** begin DATASET RECORDS **

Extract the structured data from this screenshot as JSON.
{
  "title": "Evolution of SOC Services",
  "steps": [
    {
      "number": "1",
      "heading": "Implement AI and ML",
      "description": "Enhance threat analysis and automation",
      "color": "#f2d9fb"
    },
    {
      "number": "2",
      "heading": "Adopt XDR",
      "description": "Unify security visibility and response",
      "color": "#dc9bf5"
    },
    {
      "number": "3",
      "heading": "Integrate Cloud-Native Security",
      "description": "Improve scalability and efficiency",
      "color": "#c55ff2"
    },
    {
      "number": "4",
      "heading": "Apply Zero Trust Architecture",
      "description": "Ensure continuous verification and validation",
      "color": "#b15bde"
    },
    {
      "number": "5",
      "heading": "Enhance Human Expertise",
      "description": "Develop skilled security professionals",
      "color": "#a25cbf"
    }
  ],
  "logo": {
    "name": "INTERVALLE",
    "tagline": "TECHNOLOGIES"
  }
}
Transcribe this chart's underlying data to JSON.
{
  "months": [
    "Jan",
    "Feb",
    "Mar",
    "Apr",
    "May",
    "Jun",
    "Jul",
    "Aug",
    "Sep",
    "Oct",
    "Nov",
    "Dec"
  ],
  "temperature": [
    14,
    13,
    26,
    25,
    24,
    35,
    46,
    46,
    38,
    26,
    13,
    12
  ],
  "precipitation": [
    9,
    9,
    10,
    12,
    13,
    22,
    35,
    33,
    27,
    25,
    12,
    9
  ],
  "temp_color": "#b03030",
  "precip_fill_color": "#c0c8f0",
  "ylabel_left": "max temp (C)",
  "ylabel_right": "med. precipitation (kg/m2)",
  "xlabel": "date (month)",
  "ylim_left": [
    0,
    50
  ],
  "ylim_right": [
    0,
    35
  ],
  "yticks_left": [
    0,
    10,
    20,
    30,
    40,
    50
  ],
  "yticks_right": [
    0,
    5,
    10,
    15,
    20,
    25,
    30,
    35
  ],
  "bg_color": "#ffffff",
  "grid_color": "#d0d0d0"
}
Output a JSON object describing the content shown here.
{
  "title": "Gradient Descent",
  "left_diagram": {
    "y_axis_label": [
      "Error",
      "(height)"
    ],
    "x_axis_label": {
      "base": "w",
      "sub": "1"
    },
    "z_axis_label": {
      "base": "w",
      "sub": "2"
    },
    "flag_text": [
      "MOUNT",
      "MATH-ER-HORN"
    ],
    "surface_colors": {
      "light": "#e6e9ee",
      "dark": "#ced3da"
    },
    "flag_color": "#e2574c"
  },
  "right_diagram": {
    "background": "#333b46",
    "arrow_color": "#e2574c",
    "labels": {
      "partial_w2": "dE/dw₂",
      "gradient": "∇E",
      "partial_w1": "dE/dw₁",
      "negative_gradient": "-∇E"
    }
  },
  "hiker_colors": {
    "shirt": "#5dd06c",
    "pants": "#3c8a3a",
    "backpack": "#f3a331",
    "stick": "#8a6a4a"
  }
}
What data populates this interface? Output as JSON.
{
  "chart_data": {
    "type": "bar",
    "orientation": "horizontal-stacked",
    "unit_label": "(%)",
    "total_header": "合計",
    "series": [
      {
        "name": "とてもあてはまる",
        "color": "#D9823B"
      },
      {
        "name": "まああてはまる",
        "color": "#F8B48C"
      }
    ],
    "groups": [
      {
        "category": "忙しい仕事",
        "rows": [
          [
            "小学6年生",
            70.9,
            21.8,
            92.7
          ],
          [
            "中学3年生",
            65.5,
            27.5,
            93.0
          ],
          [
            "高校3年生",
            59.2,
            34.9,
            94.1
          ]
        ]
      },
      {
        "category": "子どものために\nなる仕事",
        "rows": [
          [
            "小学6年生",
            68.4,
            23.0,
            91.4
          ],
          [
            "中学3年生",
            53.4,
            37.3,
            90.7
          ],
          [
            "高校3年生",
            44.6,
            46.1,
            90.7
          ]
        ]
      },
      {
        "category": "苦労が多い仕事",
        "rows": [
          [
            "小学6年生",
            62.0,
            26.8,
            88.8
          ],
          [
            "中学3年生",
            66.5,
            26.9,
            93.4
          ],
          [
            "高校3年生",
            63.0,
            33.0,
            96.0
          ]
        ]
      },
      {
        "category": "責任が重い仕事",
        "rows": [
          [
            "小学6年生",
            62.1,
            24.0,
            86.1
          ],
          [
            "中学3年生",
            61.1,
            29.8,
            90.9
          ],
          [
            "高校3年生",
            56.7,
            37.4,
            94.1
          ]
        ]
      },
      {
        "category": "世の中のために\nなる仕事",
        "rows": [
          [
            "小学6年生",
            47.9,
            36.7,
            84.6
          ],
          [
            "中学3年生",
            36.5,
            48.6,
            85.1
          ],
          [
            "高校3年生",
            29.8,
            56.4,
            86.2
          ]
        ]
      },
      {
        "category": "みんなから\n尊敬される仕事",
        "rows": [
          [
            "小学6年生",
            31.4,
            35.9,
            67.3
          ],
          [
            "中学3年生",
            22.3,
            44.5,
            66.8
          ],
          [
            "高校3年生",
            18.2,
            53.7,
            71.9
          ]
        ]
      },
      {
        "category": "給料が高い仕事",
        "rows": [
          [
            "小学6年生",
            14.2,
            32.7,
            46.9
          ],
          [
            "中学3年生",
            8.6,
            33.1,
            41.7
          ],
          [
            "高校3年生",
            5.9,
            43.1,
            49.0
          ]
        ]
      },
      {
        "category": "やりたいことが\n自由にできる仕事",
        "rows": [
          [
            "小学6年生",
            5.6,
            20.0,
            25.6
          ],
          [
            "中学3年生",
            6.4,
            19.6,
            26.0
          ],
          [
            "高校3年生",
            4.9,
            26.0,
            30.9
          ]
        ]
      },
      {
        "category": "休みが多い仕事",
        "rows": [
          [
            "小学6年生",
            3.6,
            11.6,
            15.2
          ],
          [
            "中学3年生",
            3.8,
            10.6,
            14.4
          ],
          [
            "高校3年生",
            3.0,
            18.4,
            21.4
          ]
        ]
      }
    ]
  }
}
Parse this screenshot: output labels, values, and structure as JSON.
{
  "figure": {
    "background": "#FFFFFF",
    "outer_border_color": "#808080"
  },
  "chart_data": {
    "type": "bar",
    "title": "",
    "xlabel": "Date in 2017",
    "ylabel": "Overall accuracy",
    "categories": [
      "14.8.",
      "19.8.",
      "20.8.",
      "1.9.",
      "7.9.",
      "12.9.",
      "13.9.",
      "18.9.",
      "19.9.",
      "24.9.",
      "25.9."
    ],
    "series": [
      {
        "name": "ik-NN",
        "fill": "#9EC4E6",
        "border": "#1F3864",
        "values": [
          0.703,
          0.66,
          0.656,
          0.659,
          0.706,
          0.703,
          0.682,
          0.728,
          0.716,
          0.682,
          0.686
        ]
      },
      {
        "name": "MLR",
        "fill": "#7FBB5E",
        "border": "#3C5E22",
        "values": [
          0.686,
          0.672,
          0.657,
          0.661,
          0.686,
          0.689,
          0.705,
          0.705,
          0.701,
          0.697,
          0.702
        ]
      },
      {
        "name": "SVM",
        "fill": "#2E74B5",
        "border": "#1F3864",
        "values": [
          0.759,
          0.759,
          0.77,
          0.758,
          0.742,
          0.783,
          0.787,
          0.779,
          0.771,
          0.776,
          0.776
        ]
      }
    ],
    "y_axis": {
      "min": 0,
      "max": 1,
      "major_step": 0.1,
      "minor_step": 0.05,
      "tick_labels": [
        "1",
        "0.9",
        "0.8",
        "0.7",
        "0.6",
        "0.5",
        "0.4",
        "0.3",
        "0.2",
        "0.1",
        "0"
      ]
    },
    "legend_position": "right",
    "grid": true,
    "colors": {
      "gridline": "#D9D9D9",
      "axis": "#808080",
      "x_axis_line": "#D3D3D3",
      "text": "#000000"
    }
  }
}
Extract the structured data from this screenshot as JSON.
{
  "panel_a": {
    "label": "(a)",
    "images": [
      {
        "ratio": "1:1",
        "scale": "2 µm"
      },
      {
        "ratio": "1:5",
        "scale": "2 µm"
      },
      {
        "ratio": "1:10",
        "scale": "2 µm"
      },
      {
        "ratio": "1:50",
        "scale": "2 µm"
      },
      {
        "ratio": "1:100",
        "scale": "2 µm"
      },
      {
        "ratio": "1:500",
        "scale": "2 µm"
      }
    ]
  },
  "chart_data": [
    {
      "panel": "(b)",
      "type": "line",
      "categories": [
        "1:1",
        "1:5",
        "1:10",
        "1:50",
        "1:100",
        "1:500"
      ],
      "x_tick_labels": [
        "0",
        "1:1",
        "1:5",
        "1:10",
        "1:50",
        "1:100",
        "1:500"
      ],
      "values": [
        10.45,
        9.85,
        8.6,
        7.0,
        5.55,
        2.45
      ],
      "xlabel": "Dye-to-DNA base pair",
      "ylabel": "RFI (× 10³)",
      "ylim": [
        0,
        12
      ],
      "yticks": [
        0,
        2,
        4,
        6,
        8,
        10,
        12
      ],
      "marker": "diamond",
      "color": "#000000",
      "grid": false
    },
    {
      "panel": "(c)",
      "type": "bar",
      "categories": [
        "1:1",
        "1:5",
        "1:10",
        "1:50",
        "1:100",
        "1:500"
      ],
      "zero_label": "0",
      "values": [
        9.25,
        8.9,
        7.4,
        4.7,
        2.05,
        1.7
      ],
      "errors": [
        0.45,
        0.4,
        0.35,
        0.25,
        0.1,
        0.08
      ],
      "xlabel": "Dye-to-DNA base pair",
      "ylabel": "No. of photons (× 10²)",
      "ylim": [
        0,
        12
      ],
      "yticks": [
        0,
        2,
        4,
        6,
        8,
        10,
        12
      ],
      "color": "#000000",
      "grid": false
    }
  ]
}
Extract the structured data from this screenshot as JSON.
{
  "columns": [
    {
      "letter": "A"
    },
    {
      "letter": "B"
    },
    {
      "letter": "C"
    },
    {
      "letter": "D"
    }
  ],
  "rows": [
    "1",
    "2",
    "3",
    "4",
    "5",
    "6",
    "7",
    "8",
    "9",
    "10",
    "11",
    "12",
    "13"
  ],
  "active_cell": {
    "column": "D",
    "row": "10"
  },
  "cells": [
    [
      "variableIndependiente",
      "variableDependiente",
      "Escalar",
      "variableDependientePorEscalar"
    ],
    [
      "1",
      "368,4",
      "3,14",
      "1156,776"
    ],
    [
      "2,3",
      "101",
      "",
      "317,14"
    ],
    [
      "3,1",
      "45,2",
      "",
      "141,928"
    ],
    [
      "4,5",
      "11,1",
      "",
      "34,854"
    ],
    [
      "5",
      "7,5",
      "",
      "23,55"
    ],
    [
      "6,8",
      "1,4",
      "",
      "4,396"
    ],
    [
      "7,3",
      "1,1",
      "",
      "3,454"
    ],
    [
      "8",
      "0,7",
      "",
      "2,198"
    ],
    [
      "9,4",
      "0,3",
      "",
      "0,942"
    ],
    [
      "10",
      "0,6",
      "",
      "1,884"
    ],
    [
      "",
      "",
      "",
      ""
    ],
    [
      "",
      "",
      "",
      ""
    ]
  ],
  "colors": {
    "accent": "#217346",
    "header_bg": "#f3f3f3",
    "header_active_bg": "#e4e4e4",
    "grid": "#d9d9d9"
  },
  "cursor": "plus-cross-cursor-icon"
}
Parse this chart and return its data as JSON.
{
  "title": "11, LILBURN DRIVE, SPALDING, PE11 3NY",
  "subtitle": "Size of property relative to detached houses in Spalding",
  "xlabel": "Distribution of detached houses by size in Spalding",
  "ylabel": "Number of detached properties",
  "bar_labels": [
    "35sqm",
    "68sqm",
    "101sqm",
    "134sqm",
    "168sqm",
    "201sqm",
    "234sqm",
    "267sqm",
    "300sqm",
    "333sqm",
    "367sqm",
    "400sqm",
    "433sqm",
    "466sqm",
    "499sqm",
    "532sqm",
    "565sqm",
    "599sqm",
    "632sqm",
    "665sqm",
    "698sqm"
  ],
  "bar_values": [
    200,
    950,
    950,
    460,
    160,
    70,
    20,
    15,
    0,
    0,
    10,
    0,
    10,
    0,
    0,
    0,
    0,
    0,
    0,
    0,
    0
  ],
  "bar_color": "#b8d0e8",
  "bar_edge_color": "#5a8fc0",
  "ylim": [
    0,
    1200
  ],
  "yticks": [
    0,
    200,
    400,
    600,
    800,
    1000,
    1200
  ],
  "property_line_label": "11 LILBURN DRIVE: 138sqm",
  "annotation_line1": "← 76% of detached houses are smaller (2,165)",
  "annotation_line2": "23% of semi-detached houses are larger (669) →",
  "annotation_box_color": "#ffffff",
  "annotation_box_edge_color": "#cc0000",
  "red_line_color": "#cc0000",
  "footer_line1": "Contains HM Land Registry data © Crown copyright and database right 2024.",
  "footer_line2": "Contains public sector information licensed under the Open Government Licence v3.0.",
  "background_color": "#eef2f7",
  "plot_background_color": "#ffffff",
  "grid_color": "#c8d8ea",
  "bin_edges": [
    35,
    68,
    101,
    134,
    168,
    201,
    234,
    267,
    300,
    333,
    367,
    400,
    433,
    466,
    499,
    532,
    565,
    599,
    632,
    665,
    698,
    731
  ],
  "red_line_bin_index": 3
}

** end DATASET RECORDS **

◆ EXERCISE DESCRIPTION ◆
Look for the word "nなる仕事" and return every line where it occurs.

◆ SOLUTION TO THIS TASK ◆
        "category": "子どものために\nなる仕事",
        "category": "世の中のために\nなる仕事",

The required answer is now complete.